[Short problem] Give back the full listing verbatim, apart from its images.

[Input]

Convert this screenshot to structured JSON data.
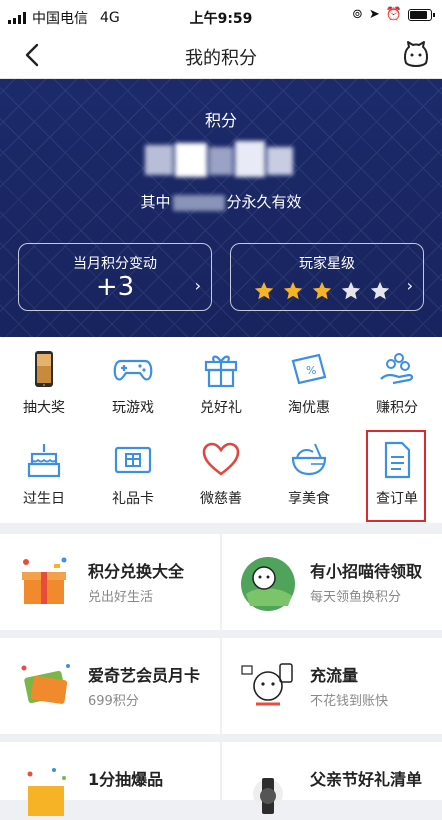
{
  "status_bar": {
    "carrier": "中国电信",
    "network": "4G",
    "time": "上午9:59"
  },
  "nav": {
    "title": "我的积分"
  },
  "header": {
    "points_label": "积分",
    "permanent_prefix": "其中",
    "permanent_suffix": "分永久有效",
    "monthly_change_title": "当月积分变动",
    "monthly_change_value": "+3",
    "player_rating_title": "玩家星级",
    "player_rating_stars": 3,
    "player_rating_max": 5
  },
  "grid": {
    "items": [
      {
        "label": "抽大奖",
        "icon": "phone-prize-icon"
      },
      {
        "label": "玩游戏",
        "icon": "gamepad-icon"
      },
      {
        "label": "兑好礼",
        "icon": "gift-icon"
      },
      {
        "label": "淘优惠",
        "icon": "coupon-icon"
      },
      {
        "label": "赚积分",
        "icon": "coins-hand-icon"
      },
      {
        "label": "过生日",
        "icon": "cake-icon"
      },
      {
        "label": "礼品卡",
        "icon": "gift-card-icon"
      },
      {
        "label": "微慈善",
        "icon": "heart-icon"
      },
      {
        "label": "享美食",
        "icon": "bowl-icon"
      },
      {
        "label": "查订单",
        "icon": "document-icon"
      }
    ],
    "highlight_color": "#d92b2b"
  },
  "promos": [
    {
      "title": "积分兑换大全",
      "subtitle": "兑出好生活"
    },
    {
      "title": "有小招喵待领取",
      "subtitle": "每天领鱼换积分"
    },
    {
      "title": "爱奇艺会员月卡",
      "subtitle": "699积分"
    },
    {
      "title": "充流量",
      "subtitle": "不花钱到账快"
    },
    {
      "title": "1分抽爆品",
      "subtitle": ""
    },
    {
      "title": "父亲节好礼清单",
      "subtitle": ""
    }
  ],
  "colors": {
    "header_bg": "#1c2a6a",
    "accent_blue": "#3d8fe0",
    "star_gold": "#f5b325",
    "star_empty": "#e6e6ea"
  }
}
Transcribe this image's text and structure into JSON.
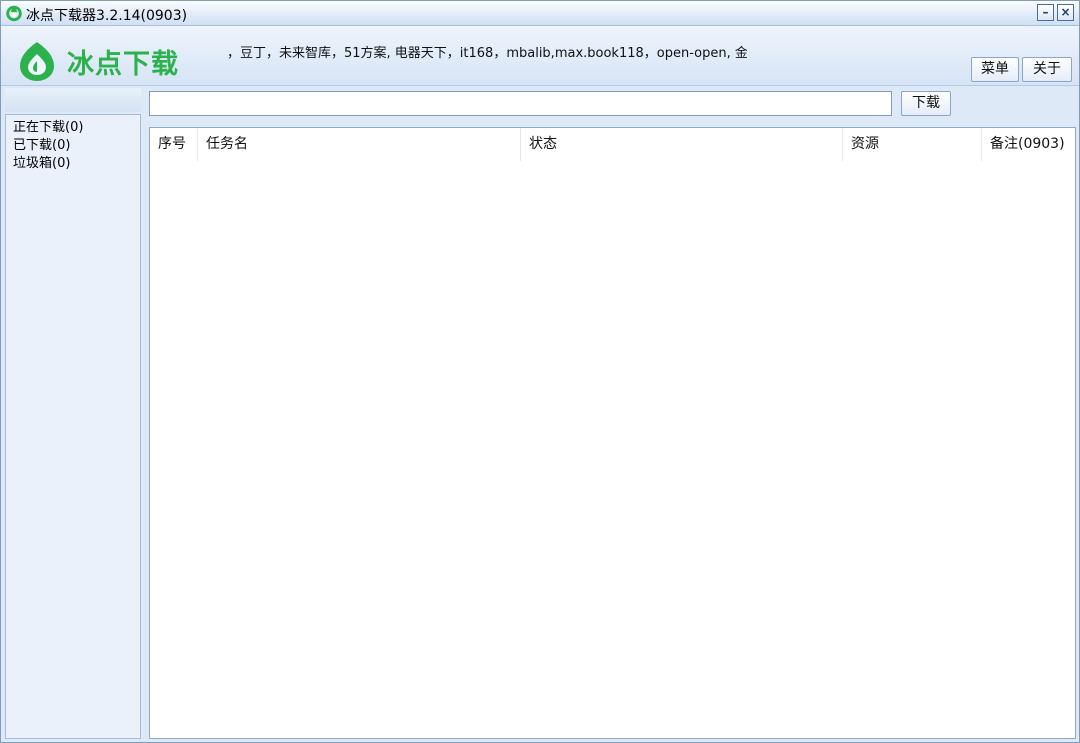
{
  "window": {
    "title": "冰点下载器3.2.14(0903)",
    "minimize_label": "–",
    "close_label": "×"
  },
  "banner": {
    "logo_text": "冰点下载",
    "marquee_text": "，豆丁，未来智库，51方案, 电器天下，it168，mbalib,max.book118，open-open, 金",
    "menu_label": "菜单",
    "about_label": "关于"
  },
  "sidebar": {
    "items": [
      {
        "label": "正在下载(0)"
      },
      {
        "label": "已下载(0)"
      },
      {
        "label": "垃圾箱(0)"
      }
    ]
  },
  "download_bar": {
    "url_value": "",
    "download_label": "下载"
  },
  "task_table": {
    "columns": [
      "序号",
      "任务名",
      "状态",
      "资源",
      "备注(0903)"
    ],
    "rows": []
  },
  "colors": {
    "brand_green": "#2bb24c",
    "window_bg": "#dde9f7",
    "border": "#7f9db9"
  }
}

[Task answer]
Convert this screenshot to structured JSON data.
{
  "status_bar": {
    "carrier": "中国电信",
    "network": "4G",
    "time": "上午9:59"
  },
  "nav": {
    "title": "我的积分"
  },
  "header": {
    "points_label": "积分",
    "permanent_prefix": "其中",
    "permanent_suffix": "分永久有效",
    "monthly_change_title": "当月积分变动",
    "monthly_change_value": "+3",
    "player_rating_title": "玩家星级",
    "player_rating_stars": 3,
    "player_rating_max": 5
  },
  "grid": {
    "items": [
      {
        "label": "抽大奖",
        "icon": "phone-prize-icon"
      },
      {
        "label": "玩游戏",
        "icon": "gamepad-icon"
      },
      {
        "label": "兑好礼",
        "icon": "gift-icon"
      },
      {
        "label": "淘优惠",
        "icon": "coupon-icon"
      },
      {
        "label": "赚积分",
        "icon": "coins-hand-icon"
      },
      {
        "label": "过生日",
        "icon": "cake-icon"
      },
      {
        "label": "礼品卡",
        "icon": "gift-card-icon"
      },
      {
        "label": "微慈善",
        "icon": "heart-icon"
      },
      {
        "label": "享美食",
        "icon": "bowl-icon"
      },
      {
        "label": "查订单",
        "icon": "document-icon"
      }
    ],
    "highlight_color": "#d92b2b"
  },
  "promos": [
    {
      "title": "积分兑换大全",
      "subtitle": "兑出好生活"
    },
    {
      "title": "有小招喵待领取",
      "subtitle": "每天领鱼换积分"
    },
    {
      "title": "爱奇艺会员月卡",
      "subtitle": "699积分"
    },
    {
      "title": "充流量",
      "subtitle": "不花钱到账快"
    },
    {
      "title": "1分抽爆品",
      "subtitle": ""
    },
    {
      "title": "父亲节好礼清单",
      "subtitle": ""
    }
  ],
  "colors": {
    "header_bg": "#1c2a6a",
    "accent_blue": "#3d8fe0",
    "star_gold": "#f5b325",
    "star_empty": "#e6e6ea"
  }
}
Transcribe this image's text and structure into JSON.
{
  "window": {
    "title": "冰点下载器3.2.14(0903)",
    "minimize_label": "–",
    "close_label": "×"
  },
  "banner": {
    "logo_text": "冰点下载",
    "marquee_text": "，豆丁，未来智库，51方案, 电器天下，it168，mbalib,max.book118，open-open, 金",
    "menu_label": "菜单",
    "about_label": "关于"
  },
  "sidebar": {
    "items": [
      {
        "label": "正在下载(0)"
      },
      {
        "label": "已下载(0)"
      },
      {
        "label": "垃圾箱(0)"
      }
    ]
  },
  "download_bar": {
    "url_value": "",
    "download_label": "下载"
  },
  "task_table": {
    "columns": [
      "序号",
      "任务名",
      "状态",
      "资源",
      "备注(0903)"
    ],
    "rows": []
  },
  "colors": {
    "brand_green": "#2bb24c",
    "window_bg": "#dde9f7",
    "border": "#7f9db9"
  }
}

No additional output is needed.